Prompt: Go through the material below, count the lines with the word "JSON", and reply with the count alone.

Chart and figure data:

# # # # #

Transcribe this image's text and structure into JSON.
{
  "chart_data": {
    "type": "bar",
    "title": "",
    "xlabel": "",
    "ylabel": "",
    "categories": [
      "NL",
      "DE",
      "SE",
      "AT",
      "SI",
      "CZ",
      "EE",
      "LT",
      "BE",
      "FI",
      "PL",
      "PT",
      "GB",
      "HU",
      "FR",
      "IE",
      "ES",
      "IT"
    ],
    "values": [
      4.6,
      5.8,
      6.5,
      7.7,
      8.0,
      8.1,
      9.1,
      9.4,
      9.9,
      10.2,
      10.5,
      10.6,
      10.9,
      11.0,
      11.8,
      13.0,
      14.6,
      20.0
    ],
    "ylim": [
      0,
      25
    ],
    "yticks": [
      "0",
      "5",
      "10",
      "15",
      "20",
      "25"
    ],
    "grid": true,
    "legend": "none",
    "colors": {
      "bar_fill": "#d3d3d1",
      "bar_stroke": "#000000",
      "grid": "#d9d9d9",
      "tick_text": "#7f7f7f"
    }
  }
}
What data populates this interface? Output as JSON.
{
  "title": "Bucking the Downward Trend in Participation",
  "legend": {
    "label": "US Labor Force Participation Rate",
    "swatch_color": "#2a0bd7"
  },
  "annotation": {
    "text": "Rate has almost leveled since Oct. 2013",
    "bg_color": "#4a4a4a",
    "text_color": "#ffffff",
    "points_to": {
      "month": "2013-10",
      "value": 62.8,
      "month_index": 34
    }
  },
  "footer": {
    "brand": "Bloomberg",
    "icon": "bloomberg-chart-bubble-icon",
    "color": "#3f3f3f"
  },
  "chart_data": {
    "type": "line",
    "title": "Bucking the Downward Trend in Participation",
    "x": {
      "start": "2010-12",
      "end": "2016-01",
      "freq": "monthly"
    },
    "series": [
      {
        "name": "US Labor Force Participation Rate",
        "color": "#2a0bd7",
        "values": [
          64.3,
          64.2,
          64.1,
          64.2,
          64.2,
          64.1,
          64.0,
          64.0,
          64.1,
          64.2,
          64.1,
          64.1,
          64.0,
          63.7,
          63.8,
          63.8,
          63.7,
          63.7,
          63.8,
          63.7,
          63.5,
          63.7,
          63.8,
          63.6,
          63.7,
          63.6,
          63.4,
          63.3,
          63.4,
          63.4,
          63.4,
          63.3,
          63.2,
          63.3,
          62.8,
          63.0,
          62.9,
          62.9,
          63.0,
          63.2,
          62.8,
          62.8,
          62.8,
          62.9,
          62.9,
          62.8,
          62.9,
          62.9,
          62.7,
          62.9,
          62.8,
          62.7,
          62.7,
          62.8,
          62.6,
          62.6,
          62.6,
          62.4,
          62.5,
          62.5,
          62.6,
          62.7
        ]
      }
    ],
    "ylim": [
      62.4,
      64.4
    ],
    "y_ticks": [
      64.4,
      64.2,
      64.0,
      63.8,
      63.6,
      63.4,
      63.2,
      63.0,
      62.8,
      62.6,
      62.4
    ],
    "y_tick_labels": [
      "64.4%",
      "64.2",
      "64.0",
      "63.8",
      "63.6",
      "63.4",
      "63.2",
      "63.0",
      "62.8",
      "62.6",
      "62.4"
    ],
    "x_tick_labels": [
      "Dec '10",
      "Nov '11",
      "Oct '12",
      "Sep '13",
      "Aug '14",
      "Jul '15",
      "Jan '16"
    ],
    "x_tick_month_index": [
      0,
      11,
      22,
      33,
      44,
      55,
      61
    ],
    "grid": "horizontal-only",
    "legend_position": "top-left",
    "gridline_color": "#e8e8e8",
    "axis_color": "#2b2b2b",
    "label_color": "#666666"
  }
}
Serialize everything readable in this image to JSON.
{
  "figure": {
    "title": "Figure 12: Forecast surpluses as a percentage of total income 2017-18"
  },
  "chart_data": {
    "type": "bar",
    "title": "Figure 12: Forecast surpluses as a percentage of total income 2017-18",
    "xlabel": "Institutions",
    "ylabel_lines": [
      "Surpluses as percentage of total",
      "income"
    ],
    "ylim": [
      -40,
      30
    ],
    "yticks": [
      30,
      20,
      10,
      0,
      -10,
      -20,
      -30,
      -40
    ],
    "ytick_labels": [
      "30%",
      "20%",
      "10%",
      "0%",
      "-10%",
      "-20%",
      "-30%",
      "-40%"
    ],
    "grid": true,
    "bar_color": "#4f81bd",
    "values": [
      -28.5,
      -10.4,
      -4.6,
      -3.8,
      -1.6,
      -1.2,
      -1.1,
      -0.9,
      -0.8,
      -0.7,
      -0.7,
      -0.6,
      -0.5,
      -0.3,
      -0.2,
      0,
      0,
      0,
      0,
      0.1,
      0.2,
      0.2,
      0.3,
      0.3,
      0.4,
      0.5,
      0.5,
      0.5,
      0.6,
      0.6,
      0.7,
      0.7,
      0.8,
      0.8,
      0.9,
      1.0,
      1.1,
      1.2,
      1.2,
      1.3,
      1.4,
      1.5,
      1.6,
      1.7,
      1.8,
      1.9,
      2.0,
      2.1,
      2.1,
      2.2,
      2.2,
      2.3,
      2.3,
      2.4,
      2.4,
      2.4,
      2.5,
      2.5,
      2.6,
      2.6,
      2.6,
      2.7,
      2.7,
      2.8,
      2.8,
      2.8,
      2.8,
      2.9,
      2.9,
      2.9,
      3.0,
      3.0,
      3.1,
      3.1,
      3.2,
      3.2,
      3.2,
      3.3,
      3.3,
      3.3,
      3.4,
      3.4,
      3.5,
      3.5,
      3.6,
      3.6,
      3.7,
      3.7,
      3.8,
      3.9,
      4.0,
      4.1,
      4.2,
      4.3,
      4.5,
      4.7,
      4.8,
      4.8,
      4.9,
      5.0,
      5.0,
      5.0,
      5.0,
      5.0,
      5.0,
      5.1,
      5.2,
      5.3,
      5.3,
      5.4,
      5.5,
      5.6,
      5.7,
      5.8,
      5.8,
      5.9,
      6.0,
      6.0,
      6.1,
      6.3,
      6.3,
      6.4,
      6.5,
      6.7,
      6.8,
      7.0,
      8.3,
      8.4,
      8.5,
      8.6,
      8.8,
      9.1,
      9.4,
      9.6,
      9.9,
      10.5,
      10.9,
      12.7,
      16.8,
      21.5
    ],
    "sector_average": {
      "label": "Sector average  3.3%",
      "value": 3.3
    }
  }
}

# # # # #

Answer to the task: 3